Given text:

==============================

Funding provided by core deposits totaled 65% of average earning assets in
1997, compared with 66% in 1996 and 67% in 1995. An analysis of changes in
the components of core deposits is presented in the accompanying table 7.

The Company also obtains funding through domestic time deposits of $100,000
or more, deposits originated through the Company's offshore branch office, and
brokered certificates of deposit. Domestic time deposits over $100,000,
excluding brokered certificates of deposit, averaged $1.0 billion in 1997,
compared with $892 million in 1996 and $625 million in 1995. Offshore deposits,
comprised primarily of accounts with balances of $100,000 or more, averaged $230
million in 1997, compared with $239 million and $133 million in 1996 and 1995,
respectively. Brokered deposits averaged $1.4 billion in 1997, $1.1 billion in
1996 and $874 million in 1995, and totaled $1.4 billion at December 31, 1997.
Brokered deposits are used as an alternative to short-term borrowings to
lengthen the average maturity of interest-bearing liabilities. The
weighted-average remaining term to maturity of brokered deposits at December 31,
1997 was 2.5 years. However, certain of the deposits have provisions that allow
early redemption. Additional amounts of brokered deposits may be solicited in
the future depending on market conditions and the cost of funds available from
alternative sources at the time.

In addition to deposits, the Company uses short-term borrowings from banks,
securities dealers, the Federal Home Loan Bank of New York ("FHLB") and others
as sources of funding. Short-term borrowings averaged $853 million in 1997, $1.1
billion in 1996 and $1.4 billion in 1995. In general, short-term borrowings have
been used to fund the Company's discretionary investments in money-market assets
and investment securities, and, if necessary, to replace deposit outflows. Also
providing funding in 1997 were two separate issuances of trust preferred
securities totaling $250 million. In January 1997, First Empire completed an
offering of trust preferred securities that raised $150 million of capital. The
30-year offering of 8.234% fixed-rate cumulative trust preferred securities was
sold through First Empire Capital Trust I. First Empire completed another
offering of trust preferred securities in June 1997 raising $100 million of
capital. This 30-year offering of 8.277% fixed-rate cumulative trust preferred
securities was sold through First Empire Capital Trust II. The preferred
securities provide investors with call protection for ten years. The trusts were
formed solely to issue the trust preferred securities and advance proceeds to
First Empire by purchasing First Empire's junior subordinated debt. The proceeds
of the trust preferred securities qualify as Tier 1 or core capital for First
Empire under the Federal Reserve Board's risk-based capital guidelines. Payments
on the junior subordinated debt of First Empire, which are in turn passed
through the trusts to the holders of the preferred securities, will be serviced
through existing liquidity and cash flow sources of First Empire. Under current
tax law, First Empire will be permitted to deduct interest payments on the
junior subordinated debt in computing taxable income. Further information
regarding the trust preferred securities is provided in note 7 of Notes to
Financial Statements. These securities, along with $175 million of subordinated
capital notes issued in prior years by M&T Bank, of which $75 million mature in
2002 and $100 million mature in 2005, are included in long-term borrowings.

==============================

Stated goal A:
Select every line in the records that contains the string "icon".
The records that come next have no connection to the text about bank funding.

Provided entries:

==============================

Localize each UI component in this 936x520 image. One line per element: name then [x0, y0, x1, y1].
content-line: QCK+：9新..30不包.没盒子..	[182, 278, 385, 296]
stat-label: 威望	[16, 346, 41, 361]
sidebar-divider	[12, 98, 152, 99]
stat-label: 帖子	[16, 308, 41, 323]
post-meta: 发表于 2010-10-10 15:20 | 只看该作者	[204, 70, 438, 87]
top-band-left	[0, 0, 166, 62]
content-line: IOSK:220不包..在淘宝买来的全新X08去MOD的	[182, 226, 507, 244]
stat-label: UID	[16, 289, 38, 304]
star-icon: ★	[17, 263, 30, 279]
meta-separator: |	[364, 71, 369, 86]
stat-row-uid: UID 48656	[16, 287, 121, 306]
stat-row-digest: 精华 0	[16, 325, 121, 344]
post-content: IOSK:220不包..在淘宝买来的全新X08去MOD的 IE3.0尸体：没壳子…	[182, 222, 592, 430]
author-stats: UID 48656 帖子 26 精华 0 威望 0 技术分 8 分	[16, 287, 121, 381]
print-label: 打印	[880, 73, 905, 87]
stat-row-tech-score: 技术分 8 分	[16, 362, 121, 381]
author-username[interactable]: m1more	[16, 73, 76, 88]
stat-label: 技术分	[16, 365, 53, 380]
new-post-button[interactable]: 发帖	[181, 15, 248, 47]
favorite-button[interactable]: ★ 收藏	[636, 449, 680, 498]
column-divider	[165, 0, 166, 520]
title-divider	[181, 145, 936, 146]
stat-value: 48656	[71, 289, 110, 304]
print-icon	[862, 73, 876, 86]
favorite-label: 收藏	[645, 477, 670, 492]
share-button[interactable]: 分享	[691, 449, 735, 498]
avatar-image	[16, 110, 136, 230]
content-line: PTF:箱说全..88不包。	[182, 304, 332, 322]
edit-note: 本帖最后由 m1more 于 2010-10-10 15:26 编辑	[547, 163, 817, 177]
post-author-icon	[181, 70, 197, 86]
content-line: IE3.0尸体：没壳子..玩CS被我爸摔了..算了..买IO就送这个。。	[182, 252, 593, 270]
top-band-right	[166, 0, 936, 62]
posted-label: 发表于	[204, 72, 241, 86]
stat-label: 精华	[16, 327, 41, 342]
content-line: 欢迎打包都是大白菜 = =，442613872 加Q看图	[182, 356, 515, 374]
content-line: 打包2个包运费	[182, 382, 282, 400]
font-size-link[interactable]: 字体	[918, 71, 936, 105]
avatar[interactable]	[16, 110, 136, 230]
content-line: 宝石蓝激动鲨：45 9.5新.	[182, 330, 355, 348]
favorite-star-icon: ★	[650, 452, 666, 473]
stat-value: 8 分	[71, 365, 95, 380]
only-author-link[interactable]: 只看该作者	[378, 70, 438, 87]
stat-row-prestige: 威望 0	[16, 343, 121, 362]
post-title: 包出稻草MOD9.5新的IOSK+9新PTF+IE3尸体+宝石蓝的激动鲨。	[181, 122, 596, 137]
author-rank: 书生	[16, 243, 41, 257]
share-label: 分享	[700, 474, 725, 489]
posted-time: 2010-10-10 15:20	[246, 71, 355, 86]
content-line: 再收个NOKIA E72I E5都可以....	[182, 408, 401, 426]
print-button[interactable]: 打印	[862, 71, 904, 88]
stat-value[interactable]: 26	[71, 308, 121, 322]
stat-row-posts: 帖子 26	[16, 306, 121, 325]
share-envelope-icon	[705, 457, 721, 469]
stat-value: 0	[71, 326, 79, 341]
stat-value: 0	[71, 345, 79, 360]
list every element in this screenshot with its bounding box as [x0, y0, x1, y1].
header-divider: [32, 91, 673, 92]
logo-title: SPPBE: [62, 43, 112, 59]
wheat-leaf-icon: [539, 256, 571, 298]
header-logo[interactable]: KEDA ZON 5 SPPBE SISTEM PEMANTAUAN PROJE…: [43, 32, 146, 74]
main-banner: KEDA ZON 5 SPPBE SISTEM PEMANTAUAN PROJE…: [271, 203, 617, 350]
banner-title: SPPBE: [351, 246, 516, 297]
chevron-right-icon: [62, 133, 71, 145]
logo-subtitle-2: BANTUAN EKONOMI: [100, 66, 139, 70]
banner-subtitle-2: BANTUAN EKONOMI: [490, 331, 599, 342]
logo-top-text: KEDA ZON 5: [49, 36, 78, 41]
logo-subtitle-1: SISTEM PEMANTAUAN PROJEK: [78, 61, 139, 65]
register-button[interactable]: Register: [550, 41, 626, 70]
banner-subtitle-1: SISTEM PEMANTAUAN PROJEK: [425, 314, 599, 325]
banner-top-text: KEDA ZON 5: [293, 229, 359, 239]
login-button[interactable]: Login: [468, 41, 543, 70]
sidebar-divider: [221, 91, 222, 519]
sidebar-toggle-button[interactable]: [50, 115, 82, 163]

==============================

Stated goal B:
Write the next part of the passage on the Company's funding sources, beginning right after its last sentence.

Exercise result A:
star-icon: ★	[17, 263, 30, 279]
print-icon	[862, 73, 876, 86]
post-author-icon	[181, 70, 197, 86]
favorite-star-icon: ★	[650, 452, 666, 473]
share-envelope-icon	[705, 457, 721, 469]
wheat-leaf-icon: [539, 256, 571, 298]
chevron-right-icon: [62, 133, 71, 145]

Exercise result B:
Long-term borrowings averaged $373 million in 1997, $189 million in 1996 and
$146 million in 1995.

26


Net interest income is impacted by changes in the composition of the
Company's earning assets and interest-bearing liabilities, as described herein,
as well as changes in interest rates and spreads. Net interest spread, or the
difference between the yield on earning assets and the rate paid on
interest-bearing liabilities, was 3.70% in 1997, compared with 3.80% in 1996. A
greater proportion of loans, which typically yield more than money-market assets
and investment securities, in the composition of the earning asset portfolio
resulted in the yield on earning assets increasing slightly, to 8.34% in 1997
from 8.32% in 1996. The rate paid on interest-bearing liabilities increased 12
basis points (hundredths of one percent) to 4.64% in 1997 from 4.52% in 1996 due
to generally higher prevailing interest rates and the effect of the previously
discussed issuances of $250 million of trust preferred securities. In 1995, the
net interest spread was 3.77%, the yield on earning assets was 8.42% and the
rate paid on interest-bearing liabilities was 4.65%. A greater proportion of
loans in the composition of earning assets somewhat mitigated a general decrease
in market interest rates in 1996 compared with 1995. Largely due to the changes
in the net interest spread described herein, the Company's net interest margin
was 4.38% in 1997, compared with 4.45% in 1996 and 4.43% in 1995.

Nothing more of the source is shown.